**Aim**
Can the data below be echoed back word for word?

**Supplied information**

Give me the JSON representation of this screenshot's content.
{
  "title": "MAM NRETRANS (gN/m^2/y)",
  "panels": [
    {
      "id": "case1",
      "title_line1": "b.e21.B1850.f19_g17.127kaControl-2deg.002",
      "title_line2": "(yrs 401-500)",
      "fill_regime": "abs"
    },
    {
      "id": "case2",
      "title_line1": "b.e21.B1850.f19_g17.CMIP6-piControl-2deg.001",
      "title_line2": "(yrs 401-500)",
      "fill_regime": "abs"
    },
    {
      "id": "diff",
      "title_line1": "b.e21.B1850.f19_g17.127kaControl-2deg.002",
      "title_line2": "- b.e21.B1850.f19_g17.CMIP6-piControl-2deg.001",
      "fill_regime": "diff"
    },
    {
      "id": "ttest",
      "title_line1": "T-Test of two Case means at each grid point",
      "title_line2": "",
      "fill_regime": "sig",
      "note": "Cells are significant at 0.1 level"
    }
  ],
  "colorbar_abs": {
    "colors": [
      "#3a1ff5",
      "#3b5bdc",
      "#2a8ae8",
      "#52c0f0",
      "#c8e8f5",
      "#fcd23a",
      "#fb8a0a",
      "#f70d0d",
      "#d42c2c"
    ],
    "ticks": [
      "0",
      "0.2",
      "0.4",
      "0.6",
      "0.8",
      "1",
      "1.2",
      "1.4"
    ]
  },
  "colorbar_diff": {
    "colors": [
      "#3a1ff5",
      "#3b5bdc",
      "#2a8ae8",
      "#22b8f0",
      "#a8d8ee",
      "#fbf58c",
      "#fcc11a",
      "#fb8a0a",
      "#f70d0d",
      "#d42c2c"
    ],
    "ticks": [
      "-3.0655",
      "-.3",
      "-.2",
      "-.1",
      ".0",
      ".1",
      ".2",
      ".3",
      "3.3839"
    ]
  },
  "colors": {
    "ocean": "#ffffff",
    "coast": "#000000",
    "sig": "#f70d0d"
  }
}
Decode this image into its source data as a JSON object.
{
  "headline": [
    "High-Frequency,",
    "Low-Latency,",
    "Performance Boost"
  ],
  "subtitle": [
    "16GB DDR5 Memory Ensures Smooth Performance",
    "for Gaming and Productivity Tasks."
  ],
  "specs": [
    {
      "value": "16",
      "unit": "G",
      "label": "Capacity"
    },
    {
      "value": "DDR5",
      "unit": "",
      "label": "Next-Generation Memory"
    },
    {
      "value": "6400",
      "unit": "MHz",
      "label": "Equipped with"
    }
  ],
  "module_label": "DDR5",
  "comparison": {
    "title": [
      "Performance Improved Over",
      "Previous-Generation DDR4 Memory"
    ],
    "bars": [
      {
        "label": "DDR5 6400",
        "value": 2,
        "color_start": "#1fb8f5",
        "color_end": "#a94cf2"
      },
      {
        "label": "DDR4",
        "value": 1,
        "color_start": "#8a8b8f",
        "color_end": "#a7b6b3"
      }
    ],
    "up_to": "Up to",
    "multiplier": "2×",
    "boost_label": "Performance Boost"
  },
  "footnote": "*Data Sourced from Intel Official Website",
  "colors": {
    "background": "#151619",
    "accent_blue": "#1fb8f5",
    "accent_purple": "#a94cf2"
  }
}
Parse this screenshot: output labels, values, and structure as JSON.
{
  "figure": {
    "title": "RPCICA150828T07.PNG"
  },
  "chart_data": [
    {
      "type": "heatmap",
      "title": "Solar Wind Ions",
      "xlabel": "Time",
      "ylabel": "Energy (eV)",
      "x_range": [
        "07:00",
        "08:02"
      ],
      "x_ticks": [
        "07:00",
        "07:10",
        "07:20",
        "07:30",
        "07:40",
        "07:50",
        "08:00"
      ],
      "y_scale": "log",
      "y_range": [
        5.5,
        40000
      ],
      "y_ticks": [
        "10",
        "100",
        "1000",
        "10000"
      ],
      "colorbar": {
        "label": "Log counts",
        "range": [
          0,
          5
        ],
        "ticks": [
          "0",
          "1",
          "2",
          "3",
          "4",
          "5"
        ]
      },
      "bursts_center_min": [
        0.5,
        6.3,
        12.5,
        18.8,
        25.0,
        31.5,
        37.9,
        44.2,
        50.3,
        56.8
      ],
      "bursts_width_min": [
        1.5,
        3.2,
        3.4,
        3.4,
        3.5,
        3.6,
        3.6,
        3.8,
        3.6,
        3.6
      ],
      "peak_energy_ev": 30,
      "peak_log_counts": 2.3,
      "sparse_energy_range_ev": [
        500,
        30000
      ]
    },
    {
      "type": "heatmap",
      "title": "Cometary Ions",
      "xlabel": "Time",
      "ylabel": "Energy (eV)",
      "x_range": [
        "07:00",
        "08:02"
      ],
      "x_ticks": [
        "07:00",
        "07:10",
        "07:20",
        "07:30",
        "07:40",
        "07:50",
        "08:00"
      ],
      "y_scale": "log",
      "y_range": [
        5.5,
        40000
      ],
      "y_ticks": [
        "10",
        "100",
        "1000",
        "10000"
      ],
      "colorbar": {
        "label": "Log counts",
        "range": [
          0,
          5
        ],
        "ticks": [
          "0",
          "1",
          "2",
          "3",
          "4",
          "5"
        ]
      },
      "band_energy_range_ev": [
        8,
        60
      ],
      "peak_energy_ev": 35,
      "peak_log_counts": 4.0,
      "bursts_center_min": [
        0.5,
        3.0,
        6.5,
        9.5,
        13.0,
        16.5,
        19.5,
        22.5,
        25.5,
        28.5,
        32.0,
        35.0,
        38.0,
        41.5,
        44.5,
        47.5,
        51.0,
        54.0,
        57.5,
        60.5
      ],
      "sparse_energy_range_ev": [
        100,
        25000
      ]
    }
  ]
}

**The reply**
Give me the JSON representation of this screenshot's content.
{
  "title": "MAM NRETRANS (gN/m^2/y)",
  "panels": [
    {
      "id": "case1",
      "title_line1": "b.e21.B1850.f19_g17.127kaControl-2deg.002",
      "title_line2": "(yrs 401-500)",
      "fill_regime": "abs"
    },
    {
      "id": "case2",
      "title_line1": "b.e21.B1850.f19_g17.CMIP6-piControl-2deg.001",
      "title_line2": "(yrs 401-500)",
      "fill_regime": "abs"
    },
    {
      "id": "diff",
      "title_line1": "b.e21.B1850.f19_g17.127kaControl-2deg.002",
      "title_line2": "- b.e21.B1850.f19_g17.CMIP6-piControl-2deg.001",
      "fill_regime": "diff"
    },
    {
      "id": "ttest",
      "title_line1": "T-Test of two Case means at each grid point",
      "title_line2": "",
      "fill_regime": "sig",
      "note": "Cells are significant at 0.1 level"
    }
  ],
  "colorbar_abs": {
    "colors": [
      "#3a1ff5",
      "#3b5bdc",
      "#2a8ae8",
      "#52c0f0",
      "#c8e8f5",
      "#fcd23a",
      "#fb8a0a",
      "#f70d0d",
      "#d42c2c"
    ],
    "ticks": [
      "0",
      "0.2",
      "0.4",
      "0.6",
      "0.8",
      "1",
      "1.2",
      "1.4"
    ]
  },
  "colorbar_diff": {
    "colors": [
      "#3a1ff5",
      "#3b5bdc",
      "#2a8ae8",
      "#22b8f0",
      "#a8d8ee",
      "#fbf58c",
      "#fcc11a",
      "#fb8a0a",
      "#f70d0d",
      "#d42c2c"
    ],
    "ticks": [
      "-3.0655",
      "-.3",
      "-.2",
      "-.1",
      ".0",
      ".1",
      ".2",
      ".3",
      "3.3839"
    ]
  },
  "colors": {
    "ocean": "#ffffff",
    "coast": "#000000",
    "sig": "#f70d0d"
  }
}
Decode this image into its source data as a JSON object.
{
  "headline": [
    "High-Frequency,",
    "Low-Latency,",
    "Performance Boost"
  ],
  "subtitle": [
    "16GB DDR5 Memory Ensures Smooth Performance",
    "for Gaming and Productivity Tasks."
  ],
  "specs": [
    {
      "value": "16",
      "unit": "G",
      "label": "Capacity"
    },
    {
      "value": "DDR5",
      "unit": "",
      "label": "Next-Generation Memory"
    },
    {
      "value": "6400",
      "unit": "MHz",
      "label": "Equipped with"
    }
  ],
  "module_label": "DDR5",
  "comparison": {
    "title": [
      "Performance Improved Over",
      "Previous-Generation DDR4 Memory"
    ],
    "bars": [
      {
        "label": "DDR5 6400",
        "value": 2,
        "color_start": "#1fb8f5",
        "color_end": "#a94cf2"
      },
      {
        "label": "DDR4",
        "value": 1,
        "color_start": "#8a8b8f",
        "color_end": "#a7b6b3"
      }
    ],
    "up_to": "Up to",
    "multiplier": "2×",
    "boost_label": "Performance Boost"
  },
  "footnote": "*Data Sourced from Intel Official Website",
  "colors": {
    "background": "#151619",
    "accent_blue": "#1fb8f5",
    "accent_purple": "#a94cf2"
  }
}
Parse this screenshot: output labels, values, and structure as JSON.
{
  "figure": {
    "title": "RPCICA150828T07.PNG"
  },
  "chart_data": [
    {
      "type": "heatmap",
      "title": "Solar Wind Ions",
      "xlabel": "Time",
      "ylabel": "Energy (eV)",
      "x_range": [
        "07:00",
        "08:02"
      ],
      "x_ticks": [
        "07:00",
        "07:10",
        "07:20",
        "07:30",
        "07:40",
        "07:50",
        "08:00"
      ],
      "y_scale": "log",
      "y_range": [
        5.5,
        40000
      ],
      "y_ticks": [
        "10",
        "100",
        "1000",
        "10000"
      ],
      "colorbar": {
        "label": "Log counts",
        "range": [
          0,
          5
        ],
        "ticks": [
          "0",
          "1",
          "2",
          "3",
          "4",
          "5"
        ]
      },
      "bursts_center_min": [
        0.5,
        6.3,
        12.5,
        18.8,
        25.0,
        31.5,
        37.9,
        44.2,
        50.3,
        56.8
      ],
      "bursts_width_min": [
        1.5,
        3.2,
        3.4,
        3.4,
        3.5,
        3.6,
        3.6,
        3.8,
        3.6,
        3.6
      ],
      "peak_energy_ev": 30,
      "peak_log_counts": 2.3,
      "sparse_energy_range_ev": [
        500,
        30000
      ]
    },
    {
      "type": "heatmap",
      "title": "Cometary Ions",
      "xlabel": "Time",
      "ylabel": "Energy (eV)",
      "x_range": [
        "07:00",
        "08:02"
      ],
      "x_ticks": [
        "07:00",
        "07:10",
        "07:20",
        "07:30",
        "07:40",
        "07:50",
        "08:00"
      ],
      "y_scale": "log",
      "y_range": [
        5.5,
        40000
      ],
      "y_ticks": [
        "10",
        "100",
        "1000",
        "10000"
      ],
      "colorbar": {
        "label": "Log counts",
        "range": [
          0,
          5
        ],
        "ticks": [
          "0",
          "1",
          "2",
          "3",
          "4",
          "5"
        ]
      },
      "band_energy_range_ev": [
        8,
        60
      ],
      "peak_energy_ev": 35,
      "peak_log_counts": 4.0,
      "bursts_center_min": [
        0.5,
        3.0,
        6.5,
        9.5,
        13.0,
        16.5,
        19.5,
        22.5,
        25.5,
        28.5,
        32.0,
        35.0,
        38.0,
        41.5,
        44.5,
        47.5,
        51.0,
        54.0,
        57.5,
        60.5
      ],
      "sparse_energy_range_ev": [
        100,
        25000
      ]
    }
  ]
}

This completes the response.